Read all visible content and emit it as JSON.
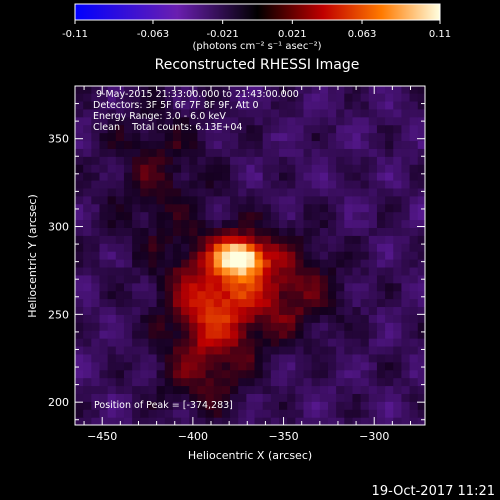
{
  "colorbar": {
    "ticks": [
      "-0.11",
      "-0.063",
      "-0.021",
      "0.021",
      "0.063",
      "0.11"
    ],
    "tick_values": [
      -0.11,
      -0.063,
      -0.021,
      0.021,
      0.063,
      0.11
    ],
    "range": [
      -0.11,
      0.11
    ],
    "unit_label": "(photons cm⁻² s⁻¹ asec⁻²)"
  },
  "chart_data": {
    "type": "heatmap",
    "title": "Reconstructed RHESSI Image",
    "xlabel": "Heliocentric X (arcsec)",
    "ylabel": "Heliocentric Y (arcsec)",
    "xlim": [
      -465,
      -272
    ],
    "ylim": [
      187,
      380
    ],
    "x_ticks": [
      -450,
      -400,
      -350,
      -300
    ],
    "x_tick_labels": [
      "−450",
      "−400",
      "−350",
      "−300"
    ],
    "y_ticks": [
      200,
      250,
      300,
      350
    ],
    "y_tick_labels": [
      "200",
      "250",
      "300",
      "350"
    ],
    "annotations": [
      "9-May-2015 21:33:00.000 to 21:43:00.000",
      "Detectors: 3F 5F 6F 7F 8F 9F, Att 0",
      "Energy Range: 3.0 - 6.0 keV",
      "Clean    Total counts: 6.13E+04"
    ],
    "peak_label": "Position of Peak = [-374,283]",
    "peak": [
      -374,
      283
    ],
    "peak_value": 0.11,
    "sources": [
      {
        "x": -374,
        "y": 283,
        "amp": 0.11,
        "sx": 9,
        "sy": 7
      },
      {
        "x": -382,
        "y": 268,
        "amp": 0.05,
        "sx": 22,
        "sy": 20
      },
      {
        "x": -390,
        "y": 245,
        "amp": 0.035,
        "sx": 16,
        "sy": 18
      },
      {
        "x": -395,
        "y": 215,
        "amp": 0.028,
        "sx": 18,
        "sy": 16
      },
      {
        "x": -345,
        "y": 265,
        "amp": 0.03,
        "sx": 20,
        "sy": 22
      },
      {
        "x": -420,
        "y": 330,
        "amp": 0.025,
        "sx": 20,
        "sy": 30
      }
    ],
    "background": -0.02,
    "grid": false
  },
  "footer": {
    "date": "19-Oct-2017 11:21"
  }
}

--

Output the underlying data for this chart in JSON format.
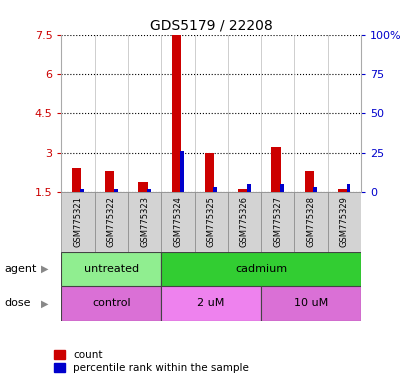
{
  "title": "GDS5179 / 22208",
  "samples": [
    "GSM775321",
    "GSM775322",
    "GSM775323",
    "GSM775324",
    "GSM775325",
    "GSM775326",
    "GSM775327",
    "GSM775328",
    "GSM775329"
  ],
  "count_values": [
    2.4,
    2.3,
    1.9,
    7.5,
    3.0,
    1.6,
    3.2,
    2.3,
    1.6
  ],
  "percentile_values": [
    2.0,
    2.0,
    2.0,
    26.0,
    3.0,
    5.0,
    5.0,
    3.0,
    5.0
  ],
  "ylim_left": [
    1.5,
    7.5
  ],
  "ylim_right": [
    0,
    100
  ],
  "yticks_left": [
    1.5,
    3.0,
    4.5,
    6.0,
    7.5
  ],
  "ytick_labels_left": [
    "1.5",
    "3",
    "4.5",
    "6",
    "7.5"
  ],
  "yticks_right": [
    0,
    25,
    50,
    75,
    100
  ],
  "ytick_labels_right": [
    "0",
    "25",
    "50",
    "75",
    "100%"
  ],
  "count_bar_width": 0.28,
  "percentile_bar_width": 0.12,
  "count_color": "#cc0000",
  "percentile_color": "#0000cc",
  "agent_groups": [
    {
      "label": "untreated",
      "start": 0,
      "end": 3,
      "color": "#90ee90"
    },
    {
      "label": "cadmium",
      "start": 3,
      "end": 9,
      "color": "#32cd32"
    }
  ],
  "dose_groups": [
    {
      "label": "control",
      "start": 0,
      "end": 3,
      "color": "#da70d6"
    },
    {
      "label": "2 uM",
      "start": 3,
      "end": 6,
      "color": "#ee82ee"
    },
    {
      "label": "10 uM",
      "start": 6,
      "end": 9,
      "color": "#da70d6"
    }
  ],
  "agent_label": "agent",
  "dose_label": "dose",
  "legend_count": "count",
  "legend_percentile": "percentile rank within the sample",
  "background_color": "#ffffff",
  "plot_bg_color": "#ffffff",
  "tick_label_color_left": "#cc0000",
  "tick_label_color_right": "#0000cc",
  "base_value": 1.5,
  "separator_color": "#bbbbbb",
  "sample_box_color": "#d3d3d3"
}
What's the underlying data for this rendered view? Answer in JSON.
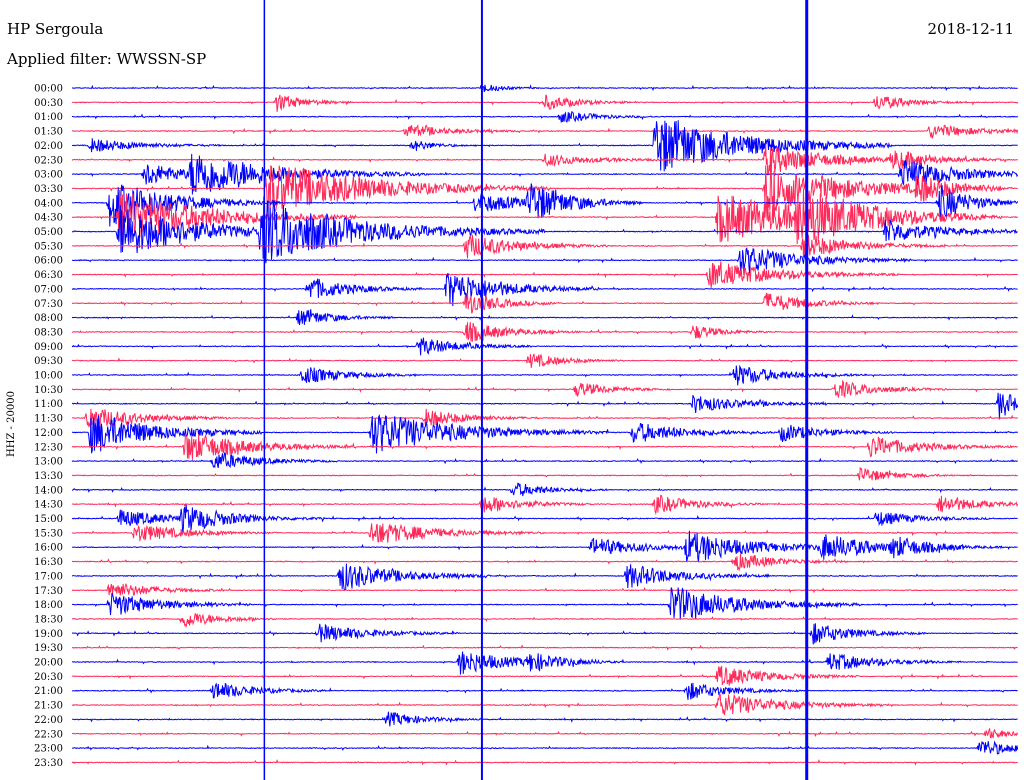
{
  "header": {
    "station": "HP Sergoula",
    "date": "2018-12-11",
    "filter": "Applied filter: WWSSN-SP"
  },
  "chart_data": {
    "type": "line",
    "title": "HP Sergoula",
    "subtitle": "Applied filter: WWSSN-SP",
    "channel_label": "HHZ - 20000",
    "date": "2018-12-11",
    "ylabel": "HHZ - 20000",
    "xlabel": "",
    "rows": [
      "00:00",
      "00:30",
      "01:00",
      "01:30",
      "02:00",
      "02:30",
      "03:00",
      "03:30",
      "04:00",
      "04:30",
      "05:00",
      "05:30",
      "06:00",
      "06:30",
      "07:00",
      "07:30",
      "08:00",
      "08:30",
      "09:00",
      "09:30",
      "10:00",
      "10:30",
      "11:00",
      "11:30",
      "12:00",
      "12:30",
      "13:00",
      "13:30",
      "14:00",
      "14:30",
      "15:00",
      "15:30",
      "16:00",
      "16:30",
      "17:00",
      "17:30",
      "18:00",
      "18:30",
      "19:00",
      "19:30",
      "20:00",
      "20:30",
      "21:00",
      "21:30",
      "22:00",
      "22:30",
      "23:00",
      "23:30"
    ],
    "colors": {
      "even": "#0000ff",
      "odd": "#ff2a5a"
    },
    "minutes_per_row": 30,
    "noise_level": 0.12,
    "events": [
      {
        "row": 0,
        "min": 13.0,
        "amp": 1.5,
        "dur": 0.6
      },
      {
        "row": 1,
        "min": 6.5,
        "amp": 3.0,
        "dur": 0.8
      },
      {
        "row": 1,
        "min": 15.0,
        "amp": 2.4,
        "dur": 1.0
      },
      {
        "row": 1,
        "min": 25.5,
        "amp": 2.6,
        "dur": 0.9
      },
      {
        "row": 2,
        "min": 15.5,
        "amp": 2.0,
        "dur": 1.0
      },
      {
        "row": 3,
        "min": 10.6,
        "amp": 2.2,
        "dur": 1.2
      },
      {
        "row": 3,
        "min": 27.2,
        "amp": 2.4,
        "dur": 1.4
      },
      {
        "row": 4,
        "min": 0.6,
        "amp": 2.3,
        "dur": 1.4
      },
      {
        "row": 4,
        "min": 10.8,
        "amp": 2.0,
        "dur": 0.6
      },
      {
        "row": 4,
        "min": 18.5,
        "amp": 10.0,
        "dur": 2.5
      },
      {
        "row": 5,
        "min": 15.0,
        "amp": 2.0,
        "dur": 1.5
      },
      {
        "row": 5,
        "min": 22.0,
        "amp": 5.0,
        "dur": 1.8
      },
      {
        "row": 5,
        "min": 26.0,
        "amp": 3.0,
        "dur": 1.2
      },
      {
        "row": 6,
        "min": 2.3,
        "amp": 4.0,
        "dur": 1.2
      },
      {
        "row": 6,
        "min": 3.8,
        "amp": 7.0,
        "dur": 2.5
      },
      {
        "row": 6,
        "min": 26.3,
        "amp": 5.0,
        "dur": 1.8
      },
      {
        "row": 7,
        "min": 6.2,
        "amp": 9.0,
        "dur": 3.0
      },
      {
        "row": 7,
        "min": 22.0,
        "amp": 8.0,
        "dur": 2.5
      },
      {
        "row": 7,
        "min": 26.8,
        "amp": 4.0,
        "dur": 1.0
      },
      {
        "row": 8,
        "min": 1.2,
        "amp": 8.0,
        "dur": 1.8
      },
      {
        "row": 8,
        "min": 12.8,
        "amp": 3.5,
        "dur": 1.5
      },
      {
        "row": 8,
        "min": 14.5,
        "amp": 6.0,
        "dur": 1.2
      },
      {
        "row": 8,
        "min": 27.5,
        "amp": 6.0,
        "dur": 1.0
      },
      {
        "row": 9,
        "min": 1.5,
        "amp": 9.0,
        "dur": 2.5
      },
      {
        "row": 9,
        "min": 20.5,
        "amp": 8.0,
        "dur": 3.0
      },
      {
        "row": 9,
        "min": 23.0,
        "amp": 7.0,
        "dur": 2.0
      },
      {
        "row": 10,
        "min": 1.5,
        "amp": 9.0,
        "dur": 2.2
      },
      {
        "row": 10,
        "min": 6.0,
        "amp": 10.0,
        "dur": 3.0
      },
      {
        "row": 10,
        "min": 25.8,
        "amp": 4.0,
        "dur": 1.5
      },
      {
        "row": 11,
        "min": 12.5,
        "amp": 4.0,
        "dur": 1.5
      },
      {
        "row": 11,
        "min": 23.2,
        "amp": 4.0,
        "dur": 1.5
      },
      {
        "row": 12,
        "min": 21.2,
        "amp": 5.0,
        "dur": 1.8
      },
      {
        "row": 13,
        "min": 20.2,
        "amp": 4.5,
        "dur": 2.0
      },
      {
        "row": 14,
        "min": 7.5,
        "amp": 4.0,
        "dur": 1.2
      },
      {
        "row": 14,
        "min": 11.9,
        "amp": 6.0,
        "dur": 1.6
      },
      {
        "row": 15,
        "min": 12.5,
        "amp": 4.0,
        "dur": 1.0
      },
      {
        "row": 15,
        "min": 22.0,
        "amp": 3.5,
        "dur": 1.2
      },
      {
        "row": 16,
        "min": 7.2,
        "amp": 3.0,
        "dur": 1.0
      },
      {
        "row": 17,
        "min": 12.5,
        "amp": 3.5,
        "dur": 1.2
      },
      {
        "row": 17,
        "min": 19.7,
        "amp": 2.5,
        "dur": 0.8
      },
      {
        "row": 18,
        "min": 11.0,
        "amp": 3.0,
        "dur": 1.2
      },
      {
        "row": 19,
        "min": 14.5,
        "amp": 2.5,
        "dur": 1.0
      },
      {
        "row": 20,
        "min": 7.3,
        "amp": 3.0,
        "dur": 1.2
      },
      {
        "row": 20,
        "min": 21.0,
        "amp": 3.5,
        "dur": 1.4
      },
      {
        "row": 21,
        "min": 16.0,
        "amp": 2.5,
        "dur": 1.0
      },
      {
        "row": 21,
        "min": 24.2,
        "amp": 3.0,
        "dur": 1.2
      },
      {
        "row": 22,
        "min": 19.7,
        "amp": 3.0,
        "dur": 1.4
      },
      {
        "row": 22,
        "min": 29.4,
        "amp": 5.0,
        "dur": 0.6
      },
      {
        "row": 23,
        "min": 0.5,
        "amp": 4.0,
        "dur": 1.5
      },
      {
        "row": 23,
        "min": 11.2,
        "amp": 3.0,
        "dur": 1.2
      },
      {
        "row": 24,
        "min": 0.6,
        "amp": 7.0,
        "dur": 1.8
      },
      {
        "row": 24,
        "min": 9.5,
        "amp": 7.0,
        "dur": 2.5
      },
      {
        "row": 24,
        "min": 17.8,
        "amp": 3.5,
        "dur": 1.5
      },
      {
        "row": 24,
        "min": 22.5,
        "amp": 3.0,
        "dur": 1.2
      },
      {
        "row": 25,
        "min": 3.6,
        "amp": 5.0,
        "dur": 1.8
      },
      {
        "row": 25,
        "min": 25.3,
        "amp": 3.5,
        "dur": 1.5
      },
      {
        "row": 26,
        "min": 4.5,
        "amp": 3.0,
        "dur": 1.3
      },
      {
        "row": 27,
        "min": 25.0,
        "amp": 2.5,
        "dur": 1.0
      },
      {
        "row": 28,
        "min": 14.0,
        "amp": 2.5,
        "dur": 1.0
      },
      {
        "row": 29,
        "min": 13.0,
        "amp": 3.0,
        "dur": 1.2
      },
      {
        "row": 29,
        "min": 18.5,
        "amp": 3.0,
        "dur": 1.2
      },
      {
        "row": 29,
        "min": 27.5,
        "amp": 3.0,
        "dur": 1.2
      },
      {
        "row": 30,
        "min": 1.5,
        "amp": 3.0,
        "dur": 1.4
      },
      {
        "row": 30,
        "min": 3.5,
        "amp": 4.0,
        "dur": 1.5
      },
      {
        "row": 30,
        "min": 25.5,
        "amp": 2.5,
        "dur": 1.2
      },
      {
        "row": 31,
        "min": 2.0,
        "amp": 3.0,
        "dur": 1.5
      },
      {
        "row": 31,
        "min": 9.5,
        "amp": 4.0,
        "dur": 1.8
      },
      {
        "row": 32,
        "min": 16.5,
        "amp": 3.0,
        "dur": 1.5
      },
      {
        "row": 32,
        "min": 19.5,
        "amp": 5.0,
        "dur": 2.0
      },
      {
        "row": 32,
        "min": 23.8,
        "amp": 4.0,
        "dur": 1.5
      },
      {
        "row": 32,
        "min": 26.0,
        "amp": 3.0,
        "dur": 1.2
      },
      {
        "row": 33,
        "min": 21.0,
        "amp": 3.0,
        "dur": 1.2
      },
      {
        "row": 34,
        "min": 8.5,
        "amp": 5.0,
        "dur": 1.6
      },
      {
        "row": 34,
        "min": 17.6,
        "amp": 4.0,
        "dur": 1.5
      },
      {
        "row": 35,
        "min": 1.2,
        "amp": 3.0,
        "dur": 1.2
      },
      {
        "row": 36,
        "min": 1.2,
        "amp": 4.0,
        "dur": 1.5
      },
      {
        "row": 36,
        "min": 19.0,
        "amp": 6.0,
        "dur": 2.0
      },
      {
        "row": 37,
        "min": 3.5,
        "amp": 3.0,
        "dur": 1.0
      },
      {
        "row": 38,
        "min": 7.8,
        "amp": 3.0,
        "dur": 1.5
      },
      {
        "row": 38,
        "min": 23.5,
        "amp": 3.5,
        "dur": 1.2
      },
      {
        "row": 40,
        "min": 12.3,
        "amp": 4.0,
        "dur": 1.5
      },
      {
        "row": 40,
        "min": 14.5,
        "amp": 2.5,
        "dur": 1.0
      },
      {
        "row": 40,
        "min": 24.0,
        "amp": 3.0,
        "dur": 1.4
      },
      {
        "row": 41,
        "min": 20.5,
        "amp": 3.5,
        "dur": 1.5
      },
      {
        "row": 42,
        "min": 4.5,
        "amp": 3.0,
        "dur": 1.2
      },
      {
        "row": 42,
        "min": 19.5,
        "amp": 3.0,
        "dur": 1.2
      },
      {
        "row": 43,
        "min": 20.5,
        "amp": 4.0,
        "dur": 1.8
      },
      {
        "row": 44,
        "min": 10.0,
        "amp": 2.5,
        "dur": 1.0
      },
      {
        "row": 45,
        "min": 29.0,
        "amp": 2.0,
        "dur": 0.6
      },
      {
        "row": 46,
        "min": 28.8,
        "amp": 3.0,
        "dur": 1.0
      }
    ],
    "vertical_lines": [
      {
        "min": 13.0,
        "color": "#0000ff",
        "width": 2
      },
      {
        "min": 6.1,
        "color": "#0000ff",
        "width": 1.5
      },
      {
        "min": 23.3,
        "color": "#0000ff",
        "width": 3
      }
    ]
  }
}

▶ **Given problem**:
Take every line above carrying "Applied" and return it.

▶ **Response to the task**:
    "filter": "Applied filter: WWSSN-SP"
    "subtitle": "Applied filter: WWSSN-SP",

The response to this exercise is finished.